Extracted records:
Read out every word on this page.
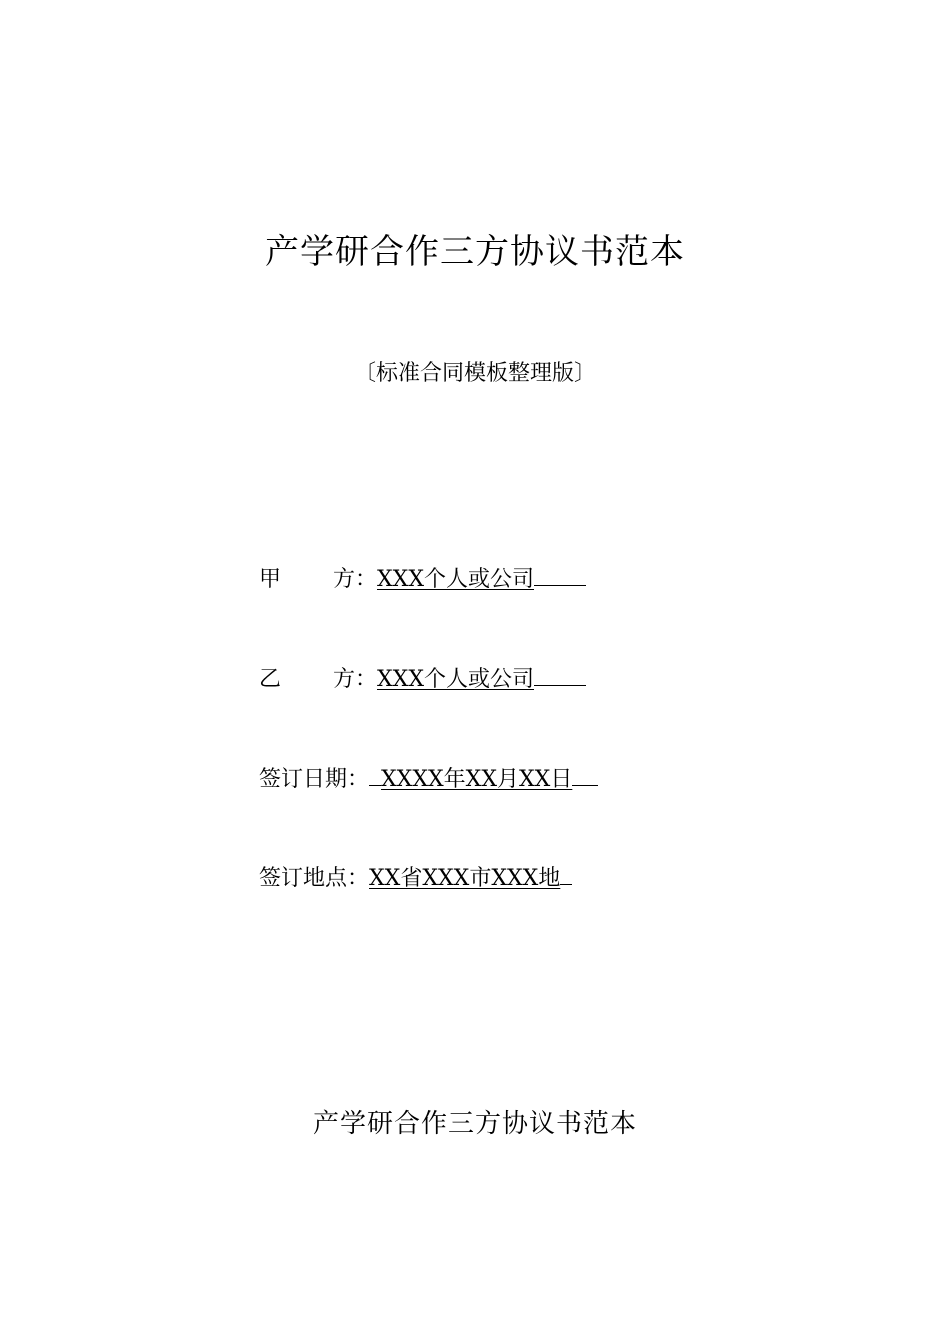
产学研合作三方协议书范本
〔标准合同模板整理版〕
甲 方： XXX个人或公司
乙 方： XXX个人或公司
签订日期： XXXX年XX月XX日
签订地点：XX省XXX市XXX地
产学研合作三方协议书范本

---

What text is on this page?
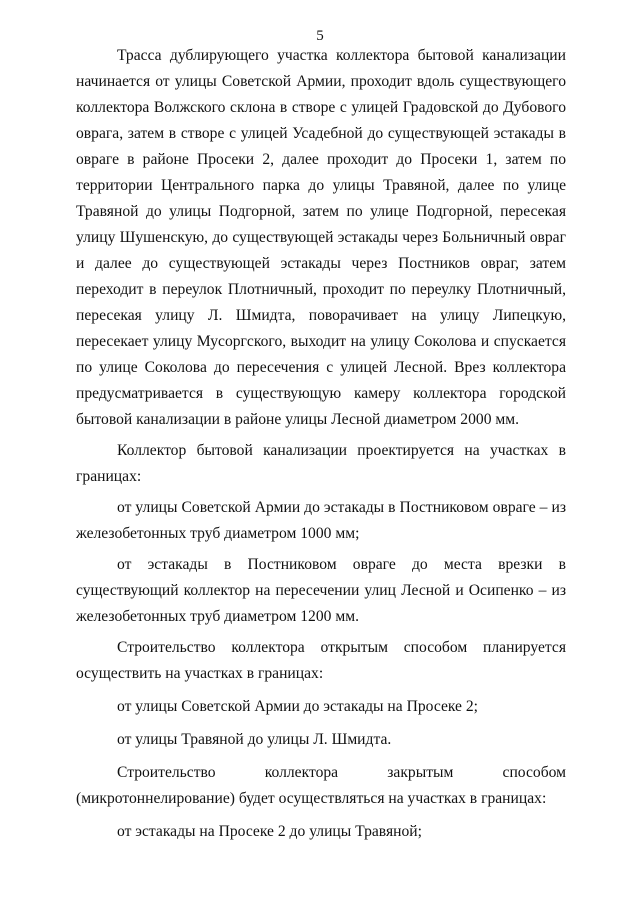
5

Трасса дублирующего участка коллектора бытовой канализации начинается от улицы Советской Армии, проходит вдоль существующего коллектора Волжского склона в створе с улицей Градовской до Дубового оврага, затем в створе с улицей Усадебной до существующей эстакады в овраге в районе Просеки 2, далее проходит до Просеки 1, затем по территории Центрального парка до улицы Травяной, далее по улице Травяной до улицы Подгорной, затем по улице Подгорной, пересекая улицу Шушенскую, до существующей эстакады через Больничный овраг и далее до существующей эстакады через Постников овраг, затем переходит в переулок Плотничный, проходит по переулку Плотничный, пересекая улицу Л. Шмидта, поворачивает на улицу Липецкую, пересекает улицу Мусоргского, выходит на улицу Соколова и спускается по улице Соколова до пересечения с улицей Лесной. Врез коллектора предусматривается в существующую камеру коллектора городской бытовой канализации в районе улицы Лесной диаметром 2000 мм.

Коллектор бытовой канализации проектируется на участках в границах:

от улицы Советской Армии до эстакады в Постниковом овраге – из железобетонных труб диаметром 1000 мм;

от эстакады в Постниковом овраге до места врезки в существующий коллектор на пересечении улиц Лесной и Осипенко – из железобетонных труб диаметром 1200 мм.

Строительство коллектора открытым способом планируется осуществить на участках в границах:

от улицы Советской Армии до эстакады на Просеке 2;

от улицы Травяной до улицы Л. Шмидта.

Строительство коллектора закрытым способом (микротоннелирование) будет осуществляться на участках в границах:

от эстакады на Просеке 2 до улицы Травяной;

◆ GOAL ◆
Within the entries above, report how many lines include "бытовой", and keep the answer to the number.

◆ ANSWER FOR THE TASK ◆
2